Input rows »
## start

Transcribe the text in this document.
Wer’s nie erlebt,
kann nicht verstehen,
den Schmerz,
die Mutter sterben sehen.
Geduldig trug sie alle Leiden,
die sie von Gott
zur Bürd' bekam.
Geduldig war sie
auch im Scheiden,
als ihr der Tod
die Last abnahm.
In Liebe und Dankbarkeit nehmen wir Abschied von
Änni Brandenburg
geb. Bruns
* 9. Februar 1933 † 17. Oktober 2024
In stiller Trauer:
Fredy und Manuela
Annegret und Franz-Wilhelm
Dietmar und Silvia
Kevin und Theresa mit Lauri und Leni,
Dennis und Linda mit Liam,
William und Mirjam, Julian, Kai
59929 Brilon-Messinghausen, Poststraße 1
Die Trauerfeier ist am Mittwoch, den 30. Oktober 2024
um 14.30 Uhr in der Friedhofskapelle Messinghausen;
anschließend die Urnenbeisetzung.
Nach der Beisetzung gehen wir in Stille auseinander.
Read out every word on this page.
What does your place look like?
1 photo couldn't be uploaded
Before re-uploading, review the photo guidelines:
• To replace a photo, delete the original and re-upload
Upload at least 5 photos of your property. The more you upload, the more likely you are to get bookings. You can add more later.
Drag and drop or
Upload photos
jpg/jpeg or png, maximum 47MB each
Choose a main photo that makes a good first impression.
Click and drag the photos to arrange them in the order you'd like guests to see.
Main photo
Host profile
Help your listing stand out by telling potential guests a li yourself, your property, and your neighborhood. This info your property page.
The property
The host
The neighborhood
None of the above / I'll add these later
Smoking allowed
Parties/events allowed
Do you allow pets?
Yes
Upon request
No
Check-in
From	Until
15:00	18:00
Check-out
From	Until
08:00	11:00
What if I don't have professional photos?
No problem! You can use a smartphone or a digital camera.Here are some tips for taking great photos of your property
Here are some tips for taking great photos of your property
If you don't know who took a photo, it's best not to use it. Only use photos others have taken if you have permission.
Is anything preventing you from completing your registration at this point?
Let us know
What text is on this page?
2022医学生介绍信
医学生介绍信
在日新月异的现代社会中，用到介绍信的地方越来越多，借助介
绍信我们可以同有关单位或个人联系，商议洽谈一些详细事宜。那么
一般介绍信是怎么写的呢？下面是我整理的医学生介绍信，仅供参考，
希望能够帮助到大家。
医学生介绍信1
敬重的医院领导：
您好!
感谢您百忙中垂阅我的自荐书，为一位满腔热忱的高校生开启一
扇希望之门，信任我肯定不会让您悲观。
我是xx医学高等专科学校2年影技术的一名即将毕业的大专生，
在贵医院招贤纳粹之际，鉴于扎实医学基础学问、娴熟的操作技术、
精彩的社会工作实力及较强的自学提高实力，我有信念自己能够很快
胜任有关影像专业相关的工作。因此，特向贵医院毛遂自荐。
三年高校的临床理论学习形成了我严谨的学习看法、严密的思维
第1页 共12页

## end

From the listing above, pick out each line where the word "neighborhood" appears.

Response »
Help your listing stand out by telling potential guests a li yourself, your property, and your neighborhood. This info your property page.
The neighborhood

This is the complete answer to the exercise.